Article =
= = = = =

Attention masks are crucial for telling the model which tokens to pay attention to and which to ignore. This is especially important when we have padded sequences.

### Understanding Attention Masks:
- **1**: Pay attention to this token (real content)
- **0**: Ignore this token (padding)
- **Purpose**: Prevents the model from learning meaningless patterns from padding tokens
- **Effect**: Improves model performance and training stability

Let's explore how attention masks work in detail:

In [None]:
def demonstrate_attention_masks():
    """
    Comprehensive demonstration of attention masks and their importance.
    """
    print("🎭 ATTENTION MASKS DEEP DIVE")
    print("=" * 35)
    
    # Use preferred hate speech detection model
    model_name = "cardiffnlp/twitter-roberta-base-hate-latest"
    tokenizer = AutoTokenizer.from_pretrained(model_name)
    
    # Example texts with very different lengths
    texts = [
        "Love this!",
        "This is a wonderful example of positive communication.",
        "AI"
    ]
    
    print("📝 Processing these texts:")
    for i, text in enumerate(texts):
        print(f"{i+1}. '{text}'")
    
    # Tokenize with padding
    encoded = tokenizer(texts, padding=True, return_tensors="pt", return_attention_mask=True)
    
    print(f"\n📊 Encoded Results:")
    print(f"   Batch shape: {encoded['input_ids'].shape}")
    print(f"   Attention mask shape: {encoded['attention_mask'].shape}")
    
    # Create detailed visualization
    fig, axes = plt.subplots(2, 2, figsize=(14, 10))

= = = = =

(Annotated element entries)

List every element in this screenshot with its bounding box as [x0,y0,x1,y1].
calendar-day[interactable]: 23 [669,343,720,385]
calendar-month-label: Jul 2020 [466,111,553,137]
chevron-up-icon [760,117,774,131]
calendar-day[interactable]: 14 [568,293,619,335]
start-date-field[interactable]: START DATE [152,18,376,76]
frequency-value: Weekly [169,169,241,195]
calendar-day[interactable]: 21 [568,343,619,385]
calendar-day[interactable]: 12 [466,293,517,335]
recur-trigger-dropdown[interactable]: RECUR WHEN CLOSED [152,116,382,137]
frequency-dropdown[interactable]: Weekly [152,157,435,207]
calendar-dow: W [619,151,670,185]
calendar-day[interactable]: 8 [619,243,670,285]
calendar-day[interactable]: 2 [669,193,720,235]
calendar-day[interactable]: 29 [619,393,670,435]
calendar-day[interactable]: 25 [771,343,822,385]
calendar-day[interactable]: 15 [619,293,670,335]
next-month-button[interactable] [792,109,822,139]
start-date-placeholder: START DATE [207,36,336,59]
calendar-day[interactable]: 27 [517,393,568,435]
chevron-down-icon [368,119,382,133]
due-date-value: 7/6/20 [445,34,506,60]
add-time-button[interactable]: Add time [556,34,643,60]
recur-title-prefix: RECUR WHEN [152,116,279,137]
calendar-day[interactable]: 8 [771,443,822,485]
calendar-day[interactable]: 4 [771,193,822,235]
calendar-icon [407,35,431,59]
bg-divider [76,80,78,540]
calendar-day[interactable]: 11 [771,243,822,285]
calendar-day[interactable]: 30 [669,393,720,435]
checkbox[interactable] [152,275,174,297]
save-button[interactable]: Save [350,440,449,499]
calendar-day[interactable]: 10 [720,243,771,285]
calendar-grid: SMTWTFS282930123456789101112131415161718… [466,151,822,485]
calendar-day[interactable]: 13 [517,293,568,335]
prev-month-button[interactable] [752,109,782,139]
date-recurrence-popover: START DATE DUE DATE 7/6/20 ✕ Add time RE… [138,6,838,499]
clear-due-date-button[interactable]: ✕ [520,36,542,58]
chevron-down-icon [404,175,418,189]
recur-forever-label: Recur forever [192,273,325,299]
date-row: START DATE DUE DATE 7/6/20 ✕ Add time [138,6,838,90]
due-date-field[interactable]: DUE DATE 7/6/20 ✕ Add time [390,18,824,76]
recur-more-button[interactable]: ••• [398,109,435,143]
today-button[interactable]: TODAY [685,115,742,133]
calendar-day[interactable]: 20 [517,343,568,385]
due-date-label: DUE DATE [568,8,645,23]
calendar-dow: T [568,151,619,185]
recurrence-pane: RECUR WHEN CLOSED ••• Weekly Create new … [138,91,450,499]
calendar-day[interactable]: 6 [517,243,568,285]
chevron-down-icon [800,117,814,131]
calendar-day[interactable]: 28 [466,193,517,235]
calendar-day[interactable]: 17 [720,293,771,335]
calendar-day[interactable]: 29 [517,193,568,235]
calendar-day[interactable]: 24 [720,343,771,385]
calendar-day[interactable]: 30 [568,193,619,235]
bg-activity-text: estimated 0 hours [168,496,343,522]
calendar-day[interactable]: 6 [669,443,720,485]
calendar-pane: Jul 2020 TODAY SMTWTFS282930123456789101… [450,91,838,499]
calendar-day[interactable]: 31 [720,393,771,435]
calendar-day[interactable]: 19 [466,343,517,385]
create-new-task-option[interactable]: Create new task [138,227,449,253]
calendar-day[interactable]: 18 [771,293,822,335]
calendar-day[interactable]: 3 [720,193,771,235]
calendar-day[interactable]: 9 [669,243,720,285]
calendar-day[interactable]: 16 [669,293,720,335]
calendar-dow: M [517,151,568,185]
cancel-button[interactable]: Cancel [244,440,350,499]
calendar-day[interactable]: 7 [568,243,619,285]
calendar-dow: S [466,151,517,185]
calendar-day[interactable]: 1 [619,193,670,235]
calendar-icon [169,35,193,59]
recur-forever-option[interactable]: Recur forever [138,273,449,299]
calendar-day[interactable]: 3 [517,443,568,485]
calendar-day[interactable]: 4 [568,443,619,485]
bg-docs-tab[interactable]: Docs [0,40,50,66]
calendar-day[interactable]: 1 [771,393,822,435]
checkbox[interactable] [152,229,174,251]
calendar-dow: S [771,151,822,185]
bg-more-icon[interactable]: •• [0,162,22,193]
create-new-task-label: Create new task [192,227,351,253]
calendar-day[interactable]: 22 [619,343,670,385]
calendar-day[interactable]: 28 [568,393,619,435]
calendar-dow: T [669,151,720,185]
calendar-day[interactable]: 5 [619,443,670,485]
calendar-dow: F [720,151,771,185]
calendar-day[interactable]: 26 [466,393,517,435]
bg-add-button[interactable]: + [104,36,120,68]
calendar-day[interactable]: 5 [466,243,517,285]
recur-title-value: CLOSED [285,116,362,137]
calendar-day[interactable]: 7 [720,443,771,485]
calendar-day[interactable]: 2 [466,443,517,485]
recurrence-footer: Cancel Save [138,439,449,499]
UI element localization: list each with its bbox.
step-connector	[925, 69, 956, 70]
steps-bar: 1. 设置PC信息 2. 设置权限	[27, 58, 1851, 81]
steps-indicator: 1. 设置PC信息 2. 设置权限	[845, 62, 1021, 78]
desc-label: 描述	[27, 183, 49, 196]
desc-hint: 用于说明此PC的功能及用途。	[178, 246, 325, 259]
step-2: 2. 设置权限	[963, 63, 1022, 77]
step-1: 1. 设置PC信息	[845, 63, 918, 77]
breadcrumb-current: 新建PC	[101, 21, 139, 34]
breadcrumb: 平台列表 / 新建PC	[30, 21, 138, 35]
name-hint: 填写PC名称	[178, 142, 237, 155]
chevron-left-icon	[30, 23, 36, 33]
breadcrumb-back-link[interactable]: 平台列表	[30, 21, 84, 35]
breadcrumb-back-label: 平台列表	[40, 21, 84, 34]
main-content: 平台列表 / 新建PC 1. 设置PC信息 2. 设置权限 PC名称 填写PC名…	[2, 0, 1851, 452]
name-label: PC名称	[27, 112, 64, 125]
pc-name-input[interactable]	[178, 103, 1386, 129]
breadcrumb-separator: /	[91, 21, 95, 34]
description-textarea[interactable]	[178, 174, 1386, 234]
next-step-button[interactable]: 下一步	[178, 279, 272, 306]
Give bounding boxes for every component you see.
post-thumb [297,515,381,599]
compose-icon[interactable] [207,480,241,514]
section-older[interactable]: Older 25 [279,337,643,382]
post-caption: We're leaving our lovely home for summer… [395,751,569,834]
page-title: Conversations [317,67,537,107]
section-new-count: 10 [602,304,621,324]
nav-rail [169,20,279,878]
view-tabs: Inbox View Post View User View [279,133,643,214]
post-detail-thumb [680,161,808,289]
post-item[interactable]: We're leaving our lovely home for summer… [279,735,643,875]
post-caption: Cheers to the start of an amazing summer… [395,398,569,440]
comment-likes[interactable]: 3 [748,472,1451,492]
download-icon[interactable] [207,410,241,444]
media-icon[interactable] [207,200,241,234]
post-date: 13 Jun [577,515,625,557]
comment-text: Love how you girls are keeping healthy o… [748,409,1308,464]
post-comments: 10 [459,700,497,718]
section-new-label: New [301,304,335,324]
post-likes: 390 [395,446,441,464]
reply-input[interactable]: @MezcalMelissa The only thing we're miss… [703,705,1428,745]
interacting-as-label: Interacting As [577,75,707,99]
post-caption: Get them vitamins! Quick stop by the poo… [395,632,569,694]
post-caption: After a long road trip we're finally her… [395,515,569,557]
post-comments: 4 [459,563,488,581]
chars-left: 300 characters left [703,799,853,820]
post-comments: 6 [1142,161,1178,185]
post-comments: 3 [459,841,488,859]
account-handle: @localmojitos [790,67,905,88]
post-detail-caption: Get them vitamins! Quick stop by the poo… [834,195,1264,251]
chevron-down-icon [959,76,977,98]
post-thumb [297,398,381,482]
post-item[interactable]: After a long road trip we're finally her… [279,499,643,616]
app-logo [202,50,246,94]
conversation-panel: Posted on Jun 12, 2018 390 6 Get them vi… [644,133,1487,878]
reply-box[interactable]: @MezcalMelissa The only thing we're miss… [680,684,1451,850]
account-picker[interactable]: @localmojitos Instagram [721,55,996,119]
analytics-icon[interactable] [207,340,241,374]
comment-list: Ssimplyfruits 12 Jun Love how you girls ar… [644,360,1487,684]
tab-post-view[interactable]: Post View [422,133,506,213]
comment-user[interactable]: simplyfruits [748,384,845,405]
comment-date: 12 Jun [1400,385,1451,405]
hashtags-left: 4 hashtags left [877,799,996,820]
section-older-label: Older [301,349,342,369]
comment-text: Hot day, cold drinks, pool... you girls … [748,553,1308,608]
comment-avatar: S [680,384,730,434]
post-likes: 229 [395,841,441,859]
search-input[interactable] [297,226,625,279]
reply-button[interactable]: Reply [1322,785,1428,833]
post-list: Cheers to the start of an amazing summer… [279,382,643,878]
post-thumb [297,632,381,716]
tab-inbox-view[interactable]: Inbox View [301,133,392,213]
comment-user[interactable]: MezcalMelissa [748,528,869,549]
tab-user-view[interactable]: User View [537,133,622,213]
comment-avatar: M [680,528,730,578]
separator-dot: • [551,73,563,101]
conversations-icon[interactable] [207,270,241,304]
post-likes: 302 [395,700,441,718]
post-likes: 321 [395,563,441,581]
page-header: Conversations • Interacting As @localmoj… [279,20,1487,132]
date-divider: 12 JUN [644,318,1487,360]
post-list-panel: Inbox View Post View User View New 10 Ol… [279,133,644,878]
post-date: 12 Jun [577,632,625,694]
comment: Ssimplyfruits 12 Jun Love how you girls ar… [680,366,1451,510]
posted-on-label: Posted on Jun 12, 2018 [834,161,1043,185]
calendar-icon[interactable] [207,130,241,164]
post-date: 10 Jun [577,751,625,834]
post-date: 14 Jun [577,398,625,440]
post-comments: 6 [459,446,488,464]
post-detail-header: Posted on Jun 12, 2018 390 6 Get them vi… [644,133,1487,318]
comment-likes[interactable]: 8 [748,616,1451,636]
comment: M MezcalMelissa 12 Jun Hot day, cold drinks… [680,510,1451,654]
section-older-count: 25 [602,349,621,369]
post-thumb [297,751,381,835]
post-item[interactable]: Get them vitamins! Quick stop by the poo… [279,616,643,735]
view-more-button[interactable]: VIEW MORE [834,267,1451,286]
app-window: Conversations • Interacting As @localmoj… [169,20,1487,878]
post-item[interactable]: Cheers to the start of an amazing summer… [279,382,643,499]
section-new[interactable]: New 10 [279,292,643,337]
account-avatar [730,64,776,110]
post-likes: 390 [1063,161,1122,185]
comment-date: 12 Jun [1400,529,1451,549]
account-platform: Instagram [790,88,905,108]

= = = = =

Exercise set =
(A) Update the entries from their first line through the line containing "date-recurrence-popover: START DATE" by changing every "calendar-day" to "calendar-date". Write out those lines again with nothing else altered.
(B) Continue the text on attention masks from the point where it stops.

Written responses =
(A)
List every element in this screenshot with its bounding box as [x0,y0,x1,y1].
calendar-date[interactable]: 23 [669,343,720,385]
calendar-month-label: Jul 2020 [466,111,553,137]
chevron-up-icon [760,117,774,131]
calendar-date[interactable]: 14 [568,293,619,335]
start-date-field[interactable]: START DATE [152,18,376,76]
frequency-value: Weekly [169,169,241,195]
calendar-date[interactable]: 21 [568,343,619,385]
calendar-date[interactable]: 12 [466,293,517,335]
recur-trigger-dropdown[interactable]: RECUR WHEN CLOSED [152,116,382,137]
frequency-dropdown[interactable]: Weekly [152,157,435,207]
calendar-dow: W [619,151,670,185]
calendar-date[interactable]: 8 [619,243,670,285]
calendar-date[interactable]: 2 [669,193,720,235]
calendar-date[interactable]: 29 [619,393,670,435]
calendar-date[interactable]: 25 [771,343,822,385]
calendar-date[interactable]: 15 [619,293,670,335]
next-month-button[interactable] [792,109,822,139]
start-date-placeholder: START DATE [207,36,336,59]
calendar-date[interactable]: 27 [517,393,568,435]
chevron-down-icon [368,119,382,133]
due-date-value: 7/6/20 [445,34,506,60]
add-time-button[interactable]: Add time [556,34,643,60]
recur-title-prefix: RECUR WHEN [152,116,279,137]
calendar-date[interactable]: 8 [771,443,822,485]
calendar-date[interactable]: 4 [771,193,822,235]
calendar-icon [407,35,431,59]
bg-divider [76,80,78,540]
calendar-date[interactable]: 11 [771,243,822,285]
calendar-date[interactable]: 30 [669,393,720,435]
checkbox[interactable] [152,275,174,297]
save-button[interactable]: Save [350,440,449,499]
calendar-date[interactable]: 10 [720,243,771,285]
calendar-grid: SMTWTFS282930123456789101112131415161718… [466,151,822,485]
calendar-date[interactable]: 13 [517,293,568,335]
prev-month-button[interactable] [752,109,782,139]
date-recurrence-popover: START DATE DUE DATE 7/6/20 ✕ Add time RE… [138,6,838,499]

(B)
    fig.suptitle('Attention Masks: Understanding Token Processing', fontsize=16)
    
    # 1. Input IDs heatmap
    ax1 = axes[0, 0]
    input_ids_viz = encoded['input_ids'].numpy()
    pad_token_id = tokenizer.pad_token_id if tokenizer.pad_token_id is not None else 0
    
    # Create visualization data: 1 for real tokens, 0 for padding
    viz_data = np.where(input_ids_viz == pad_token_id, 0, 1)
    
    im1 = ax1.imshow(viz_data, cmap='RdYlBu_r', aspect='auto')
    ax1.set_title('Input Tokens\n(Blue = Real Token, Red = Padding)')
    ax1.set_xlabel('Token Position')
    ax1.set_ylabel('Sequence')
    ax1.set_yticks(range(len(texts)))
    ax1.set_yticklabels([f'Text {i+1}' for i in range(len(texts))])
    
    # 2. Attention masks heatmap
    ax2 = axes[0, 1]
    attention_masks = encoded['attention_mask'].numpy()
    im2 = ax2.imshow(attention_masks, cmap='RdYlBu_r', aspect='auto')
    ax2.set_title('Attention Masks\n(Blue = Attend, Red = Ignore)')
    ax2.set_xlabel('Token Position')
    ax2.set_ylabel('Sequence')
    ax2.set_yticks(range(len(texts)))
    ax2.set_yticklabels([f'Text {i+1}' for i in range(len(texts))])
    
    # 3. Token-by-token breakdown for first sequence
    ax3 = axes[1, 0]
    first_seq_tokens = tokenizer.convert_ids_to_tokens(encoded['input_ids'][0])
    first_seq_mask = encoded['attention_mask'][0].numpy()
    
    colors = ['lightcoral' if mask == 0 else 'lightblue' for mask in first_seq_mask]
    bars = ax3.bar(range(len(first_seq_tokens)), first_seq_mask, color=colors)
    ax3.set_title(f'First Sequence Token Analysis\n\"{texts[0]}\"')
    ax3.set_xlabel('Token Position')
    ax3.set_ylabel('Attention Value')
    ax3.set_xticks(range(len(first_seq_tokens)))
    ax3.set_xticklabels(first_seq_tokens, rotation=45, ha='right')
    ax3.set_ylim(-0.1, 1.1)
    
    # 4. Sequence length comparison
    ax4 = axes[1, 1]
    real_lengths = [torch.sum(mask).item() for mask in encoded['attention_mask']]
    total_length = encoded['input_ids'].shape[1]
    
    x_pos = range(len(texts))
    bars1 = ax4.bar(x_pos, real_lengths, label='Real Tokens', color='lightblue', alpha=0.8)
    bars2 = ax4.bar(x_pos, [total_length - length for length in real_lengths], 
                   bottom=real_lengths, label='Padding Tokens', color='lightcoral', alpha=0.8)
    
    ax4.set_title('Token Composition per Sequence')
    ax4.set_xlabel('Sequence Number')
    ax4.set_ylabel('Number of Tokens')
    ax4.set_xticks(x_pos)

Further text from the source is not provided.